• [Aim of the task]: Read the data and repeat it in full, exactly.

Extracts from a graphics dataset
○ ○ ○ ○ ○
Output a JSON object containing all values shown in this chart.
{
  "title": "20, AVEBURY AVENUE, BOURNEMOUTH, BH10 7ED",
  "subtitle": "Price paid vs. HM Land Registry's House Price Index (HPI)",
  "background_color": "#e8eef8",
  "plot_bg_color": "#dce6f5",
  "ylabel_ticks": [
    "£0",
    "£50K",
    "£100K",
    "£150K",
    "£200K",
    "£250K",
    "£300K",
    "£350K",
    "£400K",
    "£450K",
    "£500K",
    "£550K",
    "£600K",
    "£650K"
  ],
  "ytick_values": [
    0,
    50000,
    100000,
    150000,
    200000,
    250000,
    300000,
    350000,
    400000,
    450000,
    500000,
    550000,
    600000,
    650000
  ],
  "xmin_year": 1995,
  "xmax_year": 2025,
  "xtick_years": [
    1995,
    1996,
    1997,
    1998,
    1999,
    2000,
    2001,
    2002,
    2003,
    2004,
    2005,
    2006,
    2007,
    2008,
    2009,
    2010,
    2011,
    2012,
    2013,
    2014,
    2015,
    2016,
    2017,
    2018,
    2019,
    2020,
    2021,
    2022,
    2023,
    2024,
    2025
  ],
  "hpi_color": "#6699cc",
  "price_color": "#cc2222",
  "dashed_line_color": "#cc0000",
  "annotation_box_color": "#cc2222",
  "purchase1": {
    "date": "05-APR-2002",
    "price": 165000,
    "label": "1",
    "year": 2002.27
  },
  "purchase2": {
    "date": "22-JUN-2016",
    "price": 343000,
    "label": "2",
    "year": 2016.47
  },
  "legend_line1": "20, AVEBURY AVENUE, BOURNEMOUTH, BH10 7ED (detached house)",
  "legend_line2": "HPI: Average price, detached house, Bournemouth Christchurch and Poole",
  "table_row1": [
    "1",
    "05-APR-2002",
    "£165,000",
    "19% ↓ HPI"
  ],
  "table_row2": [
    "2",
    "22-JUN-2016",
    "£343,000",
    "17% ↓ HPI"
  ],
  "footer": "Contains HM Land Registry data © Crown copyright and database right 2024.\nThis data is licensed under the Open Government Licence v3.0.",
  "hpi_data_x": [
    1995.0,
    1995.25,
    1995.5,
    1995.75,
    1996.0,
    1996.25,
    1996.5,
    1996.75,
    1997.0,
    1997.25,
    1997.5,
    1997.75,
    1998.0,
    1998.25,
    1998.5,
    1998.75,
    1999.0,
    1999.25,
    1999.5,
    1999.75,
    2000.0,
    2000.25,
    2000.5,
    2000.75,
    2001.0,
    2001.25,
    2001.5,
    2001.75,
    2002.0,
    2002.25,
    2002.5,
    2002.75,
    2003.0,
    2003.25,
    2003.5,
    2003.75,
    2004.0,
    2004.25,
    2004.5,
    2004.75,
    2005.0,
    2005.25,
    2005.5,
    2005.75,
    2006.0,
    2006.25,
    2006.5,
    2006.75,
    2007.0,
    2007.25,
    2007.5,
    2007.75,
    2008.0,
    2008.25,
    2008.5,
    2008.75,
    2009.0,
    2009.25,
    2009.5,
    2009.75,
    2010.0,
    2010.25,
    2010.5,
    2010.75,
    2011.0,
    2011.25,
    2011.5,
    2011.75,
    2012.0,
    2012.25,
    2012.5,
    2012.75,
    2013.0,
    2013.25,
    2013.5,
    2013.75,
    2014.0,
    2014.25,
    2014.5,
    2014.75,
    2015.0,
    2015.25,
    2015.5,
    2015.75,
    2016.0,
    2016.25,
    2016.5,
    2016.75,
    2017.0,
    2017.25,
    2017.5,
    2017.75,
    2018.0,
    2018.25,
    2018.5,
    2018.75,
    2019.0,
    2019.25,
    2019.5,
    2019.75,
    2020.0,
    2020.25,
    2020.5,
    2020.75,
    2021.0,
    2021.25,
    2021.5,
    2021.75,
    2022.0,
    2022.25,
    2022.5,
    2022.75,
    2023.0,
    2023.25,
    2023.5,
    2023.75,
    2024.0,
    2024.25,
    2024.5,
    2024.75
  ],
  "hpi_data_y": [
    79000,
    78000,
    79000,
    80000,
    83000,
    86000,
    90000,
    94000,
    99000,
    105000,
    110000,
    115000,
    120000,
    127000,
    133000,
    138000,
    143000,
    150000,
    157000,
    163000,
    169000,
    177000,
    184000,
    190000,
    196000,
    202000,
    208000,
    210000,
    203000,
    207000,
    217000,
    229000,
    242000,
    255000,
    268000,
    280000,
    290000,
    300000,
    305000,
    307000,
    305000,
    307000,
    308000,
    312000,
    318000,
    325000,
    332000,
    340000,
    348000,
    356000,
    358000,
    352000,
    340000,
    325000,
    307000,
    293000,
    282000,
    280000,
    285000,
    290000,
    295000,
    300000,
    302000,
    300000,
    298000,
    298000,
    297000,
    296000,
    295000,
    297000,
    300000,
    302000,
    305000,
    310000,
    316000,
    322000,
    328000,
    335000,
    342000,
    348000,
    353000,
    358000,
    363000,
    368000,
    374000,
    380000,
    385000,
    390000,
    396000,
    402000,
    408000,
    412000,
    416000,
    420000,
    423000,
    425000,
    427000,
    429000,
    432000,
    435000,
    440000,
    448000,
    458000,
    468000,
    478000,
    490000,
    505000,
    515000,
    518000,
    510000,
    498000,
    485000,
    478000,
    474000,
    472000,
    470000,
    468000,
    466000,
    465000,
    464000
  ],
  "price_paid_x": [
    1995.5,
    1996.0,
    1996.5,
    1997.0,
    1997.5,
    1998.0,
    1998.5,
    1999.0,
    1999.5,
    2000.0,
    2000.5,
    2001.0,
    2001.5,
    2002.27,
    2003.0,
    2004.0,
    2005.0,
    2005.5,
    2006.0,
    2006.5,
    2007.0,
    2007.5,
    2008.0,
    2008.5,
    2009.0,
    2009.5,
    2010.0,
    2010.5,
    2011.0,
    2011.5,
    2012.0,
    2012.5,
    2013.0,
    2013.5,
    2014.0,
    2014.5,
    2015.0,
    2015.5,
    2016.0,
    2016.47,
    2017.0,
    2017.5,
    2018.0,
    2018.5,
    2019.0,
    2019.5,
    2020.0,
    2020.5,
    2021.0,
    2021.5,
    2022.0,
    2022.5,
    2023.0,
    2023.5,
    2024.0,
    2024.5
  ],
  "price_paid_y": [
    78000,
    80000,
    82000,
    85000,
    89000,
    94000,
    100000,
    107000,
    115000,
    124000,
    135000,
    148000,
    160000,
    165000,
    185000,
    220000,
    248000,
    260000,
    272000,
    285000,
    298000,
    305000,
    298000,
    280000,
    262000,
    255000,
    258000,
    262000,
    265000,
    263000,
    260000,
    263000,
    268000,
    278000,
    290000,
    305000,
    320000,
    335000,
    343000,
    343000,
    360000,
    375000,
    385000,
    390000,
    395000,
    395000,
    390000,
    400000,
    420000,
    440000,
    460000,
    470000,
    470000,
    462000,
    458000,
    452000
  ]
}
○ ○ ○ ○ ○
• [Output for this task]:
Output a JSON object containing all values shown in this chart.
{
  "title": "20, AVEBURY AVENUE, BOURNEMOUTH, BH10 7ED",
  "subtitle": "Price paid vs. HM Land Registry's House Price Index (HPI)",
  "background_color": "#e8eef8",
  "plot_bg_color": "#dce6f5",
  "ylabel_ticks": [
    "£0",
    "£50K",
    "£100K",
    "£150K",
    "£200K",
    "£250K",
    "£300K",
    "£350K",
    "£400K",
    "£450K",
    "£500K",
    "£550K",
    "£600K",
    "£650K"
  ],
  "ytick_values": [
    0,
    50000,
    100000,
    150000,
    200000,
    250000,
    300000,
    350000,
    400000,
    450000,
    500000,
    550000,
    600000,
    650000
  ],
  "xmin_year": 1995,
  "xmax_year": 2025,
  "xtick_years": [
    1995,
    1996,
    1997,
    1998,
    1999,
    2000,
    2001,
    2002,
    2003,
    2004,
    2005,
    2006,
    2007,
    2008,
    2009,
    2010,
    2011,
    2012,
    2013,
    2014,
    2015,
    2016,
    2017,
    2018,
    2019,
    2020,
    2021,
    2022,
    2023,
    2024,
    2025
  ],
  "hpi_color": "#6699cc",
  "price_color": "#cc2222",
  "dashed_line_color": "#cc0000",
  "annotation_box_color": "#cc2222",
  "purchase1": {
    "date": "05-APR-2002",
    "price": 165000,
    "label": "1",
    "year": 2002.27
  },
  "purchase2": {
    "date": "22-JUN-2016",
    "price": 343000,
    "label": "2",
    "year": 2016.47
  },
  "legend_line1": "20, AVEBURY AVENUE, BOURNEMOUTH, BH10 7ED (detached house)",
  "legend_line2": "HPI: Average price, detached house, Bournemouth Christchurch and Poole",
  "table_row1": [
    "1",
    "05-APR-2002",
    "£165,000",
    "19% ↓ HPI"
  ],
  "table_row2": [
    "2",
    "22-JUN-2016",
    "£343,000",
    "17% ↓ HPI"
  ],
  "footer": "Contains HM Land Registry data © Crown copyright and database right 2024.\nThis data is licensed under the Open Government Licence v3.0.",
  "hpi_data_x": [
    1995.0,
    1995.25,
    1995.5,
    1995.75,
    1996.0,
    1996.25,
    1996.5,
    1996.75,
    1997.0,
    1997.25,
    1997.5,
    1997.75,
    1998.0,
    1998.25,
    1998.5,
    1998.75,
    1999.0,
    1999.25,
    1999.5,
    1999.75,
    2000.0,
    2000.25,
    2000.5,
    2000.75,
    2001.0,
    2001.25,
    2001.5,
    2001.75,
    2002.0,
    2002.25,
    2002.5,
    2002.75,
    2003.0,
    2003.25,
    2003.5,
    2003.75,
    2004.0,
    2004.25,
    2004.5,
    2004.75,
    2005.0,
    2005.25,
    2005.5,
    2005.75,
    2006.0,
    2006.25,
    2006.5,
    2006.75,
    2007.0,
    2007.25,
    2007.5,
    2007.75,
    2008.0,
    2008.25,
    2008.5,
    2008.75,
    2009.0,
    2009.25,
    2009.5,
    2009.75,
    2010.0,
    2010.25,
    2010.5,
    2010.75,
    2011.0,
    2011.25,
    2011.5,
    2011.75,
    2012.0,
    2012.25,
    2012.5,
    2012.75,
    2013.0,
    2013.25,
    2013.5,
    2013.75,
    2014.0,
    2014.25,
    2014.5,
    2014.75,
    2015.0,
    2015.25,
    2015.5,
    2015.75,
    2016.0,
    2016.25,
    2016.5,
    2016.75,
    2017.0,
    2017.25,
    2017.5,
    2017.75,
    2018.0,
    2018.25,
    2018.5,
    2018.75,
    2019.0,
    2019.25,
    2019.5,
    2019.75,
    2020.0,
    2020.25,
    2020.5,
    2020.75,
    2021.0,
    2021.25,
    2021.5,
    2021.75,
    2022.0,
    2022.25,
    2022.5,
    2022.75,
    2023.0,
    2023.25,
    2023.5,
    2023.75,
    2024.0,
    2024.25,
    2024.5,
    2024.75
  ],
  "hpi_data_y": [
    79000,
    78000,
    79000,
    80000,
    83000,
    86000,
    90000,
    94000,
    99000,
    105000,
    110000,
    115000,
    120000,
    127000,
    133000,
    138000,
    143000,
    150000,
    157000,
    163000,
    169000,
    177000,
    184000,
    190000,
    196000,
    202000,
    208000,
    210000,
    203000,
    207000,
    217000,
    229000,
    242000,
    255000,
    268000,
    280000,
    290000,
    300000,
    305000,
    307000,
    305000,
    307000,
    308000,
    312000,
    318000,
    325000,
    332000,
    340000,
    348000,
    356000,
    358000,
    352000,
    340000,
    325000,
    307000,
    293000,
    282000,
    280000,
    285000,
    290000,
    295000,
    300000,
    302000,
    300000,
    298000,
    298000,
    297000,
    296000,
    295000,
    297000,
    300000,
    302000,
    305000,
    310000,
    316000,
    322000,
    328000,
    335000,
    342000,
    348000,
    353000,
    358000,
    363000,
    368000,
    374000,
    380000,
    385000,
    390000,
    396000,
    402000,
    408000,
    412000,
    416000,
    420000,
    423000,
    425000,
    427000,
    429000,
    432000,
    435000,
    440000,
    448000,
    458000,
    468000,
    478000,
    490000,
    505000,
    515000,
    518000,
    510000,
    498000,
    485000,
    478000,
    474000,
    472000,
    470000,
    468000,
    466000,
    465000,
    464000
  ],
  "price_paid_x": [
    1995.5,
    1996.0,
    1996.5,
    1997.0,
    1997.5,
    1998.0,
    1998.5,
    1999.0,
    1999.5,
    2000.0,
    2000.5,
    2001.0,
    2001.5,
    2002.27,
    2003.0,
    2004.0,
    2005.0,
    2005.5,
    2006.0,
    2006.5,
    2007.0,
    2007.5,
    2008.0,
    2008.5,
    2009.0,
    2009.5,
    2010.0,
    2010.5,
    2011.0,
    2011.5,
    2012.0,
    2012.5,
    2013.0,
    2013.5,
    2014.0,
    2014.5,
    2015.0,
    2015.5,
    2016.0,
    2016.47,
    2017.0,
    2017.5,
    2018.0,
    2018.5,
    2019.0,
    2019.5,
    2020.0,
    2020.5,
    2021.0,
    2021.5,
    2022.0,
    2022.5,
    2023.0,
    2023.5,
    2024.0,
    2024.5
  ],
  "price_paid_y": [
    78000,
    80000,
    82000,
    85000,
    89000,
    94000,
    100000,
    107000,
    115000,
    124000,
    135000,
    148000,
    160000,
    165000,
    185000,
    220000,
    248000,
    260000,
    272000,
    285000,
    298000,
    305000,
    298000,
    280000,
    262000,
    255000,
    258000,
    262000,
    265000,
    263000,
    260000,
    263000,
    268000,
    278000,
    290000,
    305000,
    320000,
    335000,
    343000,
    343000,
    360000,
    375000,
    385000,
    390000,
    395000,
    395000,
    390000,
    400000,
    420000,
    440000,
    460000,
    470000,
    470000,
    462000,
    458000,
    452000
  ]
}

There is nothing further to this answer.